Se la tardività dell’opposizione debba essere dichiarata dal Consiglio di Stato in sede consultiva o dal Tar, se e quando adito in trasposizione

Se la tardività dell’opposizione debba essere dichiarata dal Consiglio di Stato in sede consultiva o dal Tar, se e quando adito in trasposizione


Ricorso straordinario al Capo dello Stato – Opposizione - Termine di sessanta giorni – Dies a quo – Individuazione.  

Ricorso straordinario al Capo dello Stato – Opposizione - Tempestività – Verifica - Spetta al Consiglio di Stato in sede straordinaria.

 

              La data iniziale per il computo del termine di sessanta giorni per la notifica dell’opposizione del ricorso straordinario al Capo dello Stato deve essere individuato non già nel giorno di ricezione del ricorso da parte del competente Ministero della giustizia, bensì nella data di presentazione del ricorso – per quanto inammissibile – all’Autorità che ha emanato l’atto impugnato. 

 

            Spetta al Consiglio di Stato in sede straordinaria la cognizione della tempestività della notifica dell’atto di opposizione anche sotto il profilo della valutazione e della comparazione dei possibili effetti sfavorevoli e delle potenziali controindicazioni che derivino sul piano effettuale dall’una e dall’altra opzione interpretativa (1).

* _Compiti_
(a) Riscrivi in forma più breve il paragrafo del testo citato che comincia con "La data iniziale per il computo", mantenendone i fatti principali.
(b) Prosegui il testo citato sul ricorso straordinario al Capo dello Stato a partire dalla sua ultima frase.
Le righe riportate più avanti non servono per svolgere i compiti.

* _Estratto della fonte_
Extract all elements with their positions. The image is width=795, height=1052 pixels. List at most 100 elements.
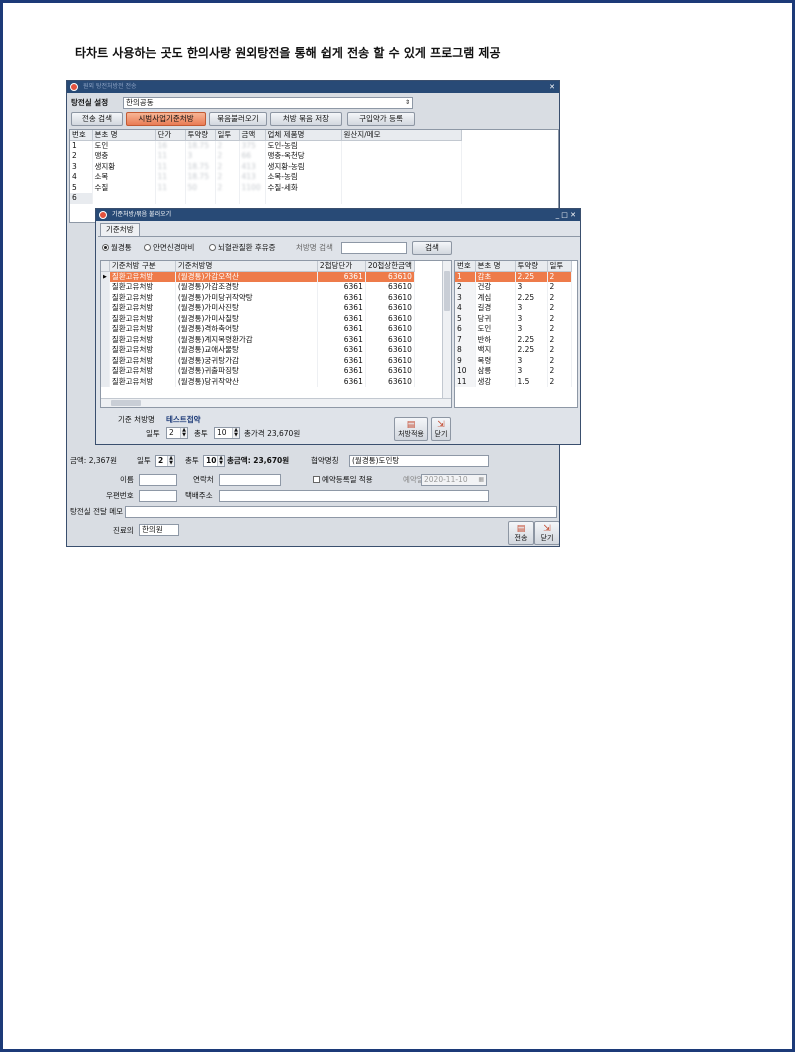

* _Risposte scritte_
(a) Il termine di sessanta giorni per notificare l'opposizione al ricorso straordinario al Capo dello Stato decorre dalla presentazione del ricorso, anche se inammissibile, all'Autorità che ha emanato l'atto impugnato, e non dalla sua ricezione da parte del Ministero della giustizia.

(b)
(1) Ha chiarito la Sezione che il dubbio se la competenza sia del Tar o del Consiglio di Stato si pone avendo riguardo alla lettera del codice del processo amministrativo, il cui art. 48 (Giudizio conseguente alla trasposizione del ricorso straordinario) prevede, nel comma 3, che “Qualora l'opposizione sia inammissibile, il tribunale amministrativo regionale dispone la restituzione del fascicolo per la prosecuzione del giudizio in sede straordinaria”. L’uso, nel codice processuale, del solo termine “inammissibile”, senza alcun riferimento alla irricevibilità, induce oggettivamente il dubbio che al Giudice amministrativo spetti la cognizione di tutte le questioni di inammissibilità dell’opposizione, esclusa però la (distinta) questione di tardività, che resterebbe di conseguenza attribuita alla Sezione consultiva del Consiglio di Stato chiamata a conoscere del ricorso straordinario.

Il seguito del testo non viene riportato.